BEGIN EXERCISE PASSAGE

Global demand for milk and other dairy products continues to grow. As a result of this increased consumer demand, the sector’s greenhouse gas (GHG) emissions have risen dramatically. It is therefore crucial that the livestock sector reacts to these developments and considers areas for improvement that could reduce the sector’s contribution to climate change.

Advances in sustainable dairy cattle nutrition provides a comprehensive review of the wealth of research on recent advances in understanding and improving dairy cattle nutrition to reduce the carbon footprint of the dairy sector. This collection explores the role of nutritional requirements in optimising gut function and overall animal health, as well as its influence on milk yield and quality. Chapters also review the use of dietary supplements, such as plant extracts and direct-fed microbials (DFM) to optimise dairy cattle nutrition.

END EXERCISE PASSAGE
BEGIN RECORD EXTRACTS

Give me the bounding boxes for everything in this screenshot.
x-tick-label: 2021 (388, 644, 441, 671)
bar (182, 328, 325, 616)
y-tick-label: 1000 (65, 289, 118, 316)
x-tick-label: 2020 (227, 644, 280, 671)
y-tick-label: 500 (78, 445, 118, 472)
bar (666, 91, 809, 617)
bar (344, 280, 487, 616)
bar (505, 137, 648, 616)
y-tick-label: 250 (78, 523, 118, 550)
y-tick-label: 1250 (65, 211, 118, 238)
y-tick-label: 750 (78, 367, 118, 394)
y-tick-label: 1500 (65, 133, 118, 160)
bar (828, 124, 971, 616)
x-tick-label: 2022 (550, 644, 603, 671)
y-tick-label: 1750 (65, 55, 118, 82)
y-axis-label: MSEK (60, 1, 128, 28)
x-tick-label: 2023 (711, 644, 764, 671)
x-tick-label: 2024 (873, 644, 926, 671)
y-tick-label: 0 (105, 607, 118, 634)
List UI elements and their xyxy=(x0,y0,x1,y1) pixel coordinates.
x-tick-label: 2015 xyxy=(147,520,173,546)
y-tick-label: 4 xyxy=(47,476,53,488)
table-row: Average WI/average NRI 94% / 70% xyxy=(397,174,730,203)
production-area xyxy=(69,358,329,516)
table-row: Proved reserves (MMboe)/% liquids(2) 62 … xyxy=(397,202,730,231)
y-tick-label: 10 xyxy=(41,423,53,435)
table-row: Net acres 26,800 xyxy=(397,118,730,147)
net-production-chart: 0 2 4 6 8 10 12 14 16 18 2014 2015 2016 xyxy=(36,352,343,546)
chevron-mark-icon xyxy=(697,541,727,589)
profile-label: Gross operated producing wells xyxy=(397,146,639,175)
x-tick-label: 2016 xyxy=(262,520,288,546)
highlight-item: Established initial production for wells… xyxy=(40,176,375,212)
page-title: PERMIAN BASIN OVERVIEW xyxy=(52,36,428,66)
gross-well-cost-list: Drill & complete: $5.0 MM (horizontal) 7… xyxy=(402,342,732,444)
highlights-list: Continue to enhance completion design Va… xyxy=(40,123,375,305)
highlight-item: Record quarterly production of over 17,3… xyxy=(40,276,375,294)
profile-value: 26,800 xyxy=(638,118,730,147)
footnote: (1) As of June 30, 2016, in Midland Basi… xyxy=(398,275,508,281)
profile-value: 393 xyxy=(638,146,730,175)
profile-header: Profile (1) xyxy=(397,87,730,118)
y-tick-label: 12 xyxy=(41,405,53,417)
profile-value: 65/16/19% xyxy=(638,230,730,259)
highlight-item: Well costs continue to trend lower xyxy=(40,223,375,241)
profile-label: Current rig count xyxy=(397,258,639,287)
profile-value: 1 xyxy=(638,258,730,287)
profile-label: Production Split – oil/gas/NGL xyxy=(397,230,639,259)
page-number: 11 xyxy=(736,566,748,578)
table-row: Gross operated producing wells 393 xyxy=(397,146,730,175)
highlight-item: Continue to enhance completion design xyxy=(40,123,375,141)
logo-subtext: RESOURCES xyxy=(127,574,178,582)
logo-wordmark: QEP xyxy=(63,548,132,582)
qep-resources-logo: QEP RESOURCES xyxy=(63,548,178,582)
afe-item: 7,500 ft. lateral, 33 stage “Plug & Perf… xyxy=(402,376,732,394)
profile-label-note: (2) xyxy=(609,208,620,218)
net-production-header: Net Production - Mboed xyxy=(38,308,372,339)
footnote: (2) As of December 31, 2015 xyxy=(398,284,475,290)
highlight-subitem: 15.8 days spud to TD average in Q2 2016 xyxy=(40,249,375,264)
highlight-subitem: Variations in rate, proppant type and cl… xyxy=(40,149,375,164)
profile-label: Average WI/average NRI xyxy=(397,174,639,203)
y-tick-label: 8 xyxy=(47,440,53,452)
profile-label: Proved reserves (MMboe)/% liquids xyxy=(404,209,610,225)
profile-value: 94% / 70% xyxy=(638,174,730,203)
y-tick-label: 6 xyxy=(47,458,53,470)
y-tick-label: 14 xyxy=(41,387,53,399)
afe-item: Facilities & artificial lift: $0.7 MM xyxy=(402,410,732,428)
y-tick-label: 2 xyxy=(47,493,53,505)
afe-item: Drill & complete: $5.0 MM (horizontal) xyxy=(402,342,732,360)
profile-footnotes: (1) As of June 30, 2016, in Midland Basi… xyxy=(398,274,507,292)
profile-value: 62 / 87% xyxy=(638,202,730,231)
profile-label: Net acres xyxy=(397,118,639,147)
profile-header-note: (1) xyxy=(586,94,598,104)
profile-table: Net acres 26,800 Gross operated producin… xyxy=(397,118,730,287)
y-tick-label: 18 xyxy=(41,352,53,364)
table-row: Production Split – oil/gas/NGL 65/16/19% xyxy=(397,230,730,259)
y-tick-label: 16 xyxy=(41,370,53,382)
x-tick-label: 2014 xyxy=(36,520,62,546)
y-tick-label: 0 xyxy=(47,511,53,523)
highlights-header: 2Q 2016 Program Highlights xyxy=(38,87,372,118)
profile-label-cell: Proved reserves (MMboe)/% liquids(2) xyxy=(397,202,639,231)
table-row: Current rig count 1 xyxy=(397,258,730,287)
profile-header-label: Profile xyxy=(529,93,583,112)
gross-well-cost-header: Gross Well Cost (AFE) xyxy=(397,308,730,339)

END RECORD EXTRACTS

AIM OF THE TASK: Please answer: according to the dairy cattle nutrition text, what has made the dairy sector's greenhouse gas emissions rise dramatically? These records have no connection to the text.

EXERCISE RESULT: Increased consumer demand for milk and other dairy products.